▶ **What the task asks**:
Type every record exactly as it appears.

▶ **Available records**:

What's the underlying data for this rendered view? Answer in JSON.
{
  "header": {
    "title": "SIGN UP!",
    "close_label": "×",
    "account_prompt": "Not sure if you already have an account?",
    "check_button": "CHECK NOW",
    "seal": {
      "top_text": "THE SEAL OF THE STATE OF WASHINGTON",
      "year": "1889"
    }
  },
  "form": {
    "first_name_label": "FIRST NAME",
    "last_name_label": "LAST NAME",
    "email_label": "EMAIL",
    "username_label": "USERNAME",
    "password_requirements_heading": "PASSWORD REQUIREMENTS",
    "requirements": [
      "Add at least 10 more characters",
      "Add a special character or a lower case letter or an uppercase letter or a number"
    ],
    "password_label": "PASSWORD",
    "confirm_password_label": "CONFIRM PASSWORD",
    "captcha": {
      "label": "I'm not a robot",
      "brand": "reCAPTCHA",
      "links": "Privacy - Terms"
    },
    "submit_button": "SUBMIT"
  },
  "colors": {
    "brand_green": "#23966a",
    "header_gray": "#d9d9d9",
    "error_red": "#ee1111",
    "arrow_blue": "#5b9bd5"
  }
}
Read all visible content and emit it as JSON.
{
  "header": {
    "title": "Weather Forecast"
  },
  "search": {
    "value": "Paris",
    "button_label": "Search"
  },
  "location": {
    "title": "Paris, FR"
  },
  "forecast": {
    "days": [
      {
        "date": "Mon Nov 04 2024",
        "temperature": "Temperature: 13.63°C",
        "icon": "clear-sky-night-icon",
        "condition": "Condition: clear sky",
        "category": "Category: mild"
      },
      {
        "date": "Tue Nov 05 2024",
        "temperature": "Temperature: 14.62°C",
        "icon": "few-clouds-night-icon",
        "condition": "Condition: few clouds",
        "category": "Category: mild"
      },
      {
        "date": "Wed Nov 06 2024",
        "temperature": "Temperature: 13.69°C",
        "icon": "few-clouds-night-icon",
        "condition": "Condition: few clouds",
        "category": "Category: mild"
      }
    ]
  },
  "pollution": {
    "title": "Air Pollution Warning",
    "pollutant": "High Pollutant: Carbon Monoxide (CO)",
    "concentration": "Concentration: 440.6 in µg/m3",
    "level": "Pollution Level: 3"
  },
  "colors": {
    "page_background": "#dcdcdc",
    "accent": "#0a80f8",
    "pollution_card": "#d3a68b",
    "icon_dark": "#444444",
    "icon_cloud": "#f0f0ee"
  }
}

▶ **Full output**:
What's the underlying data for this rendered view? Answer in JSON.
{
  "header": {
    "title": "SIGN UP!",
    "close_label": "×",
    "account_prompt": "Not sure if you already have an account?",
    "check_button": "CHECK NOW",
    "seal": {
      "top_text": "THE SEAL OF THE STATE OF WASHINGTON",
      "year": "1889"
    }
  },
  "form": {
    "first_name_label": "FIRST NAME",
    "last_name_label": "LAST NAME",
    "email_label": "EMAIL",
    "username_label": "USERNAME",
    "password_requirements_heading": "PASSWORD REQUIREMENTS",
    "requirements": [
      "Add at least 10 more characters",
      "Add a special character or a lower case letter or an uppercase letter or a number"
    ],
    "password_label": "PASSWORD",
    "confirm_password_label": "CONFIRM PASSWORD",
    "captcha": {
      "label": "I'm not a robot",
      "brand": "reCAPTCHA",
      "links": "Privacy - Terms"
    },
    "submit_button": "SUBMIT"
  },
  "colors": {
    "brand_green": "#23966a",
    "header_gray": "#d9d9d9",
    "error_red": "#ee1111",
    "arrow_blue": "#5b9bd5"
  }
}
Read all visible content and emit it as JSON.
{
  "header": {
    "title": "Weather Forecast"
  },
  "search": {
    "value": "Paris",
    "button_label": "Search"
  },
  "location": {
    "title": "Paris, FR"
  },
  "forecast": {
    "days": [
      {
        "date": "Mon Nov 04 2024",
        "temperature": "Temperature: 13.63°C",
        "icon": "clear-sky-night-icon",
        "condition": "Condition: clear sky",
        "category": "Category: mild"
      },
      {
        "date": "Tue Nov 05 2024",
        "temperature": "Temperature: 14.62°C",
        "icon": "few-clouds-night-icon",
        "condition": "Condition: few clouds",
        "category": "Category: mild"
      },
      {
        "date": "Wed Nov 06 2024",
        "temperature": "Temperature: 13.69°C",
        "icon": "few-clouds-night-icon",
        "condition": "Condition: few clouds",
        "category": "Category: mild"
      }
    ]
  },
  "pollution": {
    "title": "Air Pollution Warning",
    "pollutant": "High Pollutant: Carbon Monoxide (CO)",
    "concentration": "Concentration: 440.6 in µg/m3",
    "level": "Pollution Level: 3"
  },
  "colors": {
    "page_background": "#dcdcdc",
    "accent": "#0a80f8",
    "pollution_card": "#d3a68b",
    "icon_dark": "#444444",
    "icon_cloud": "#f0f0ee"
  }
}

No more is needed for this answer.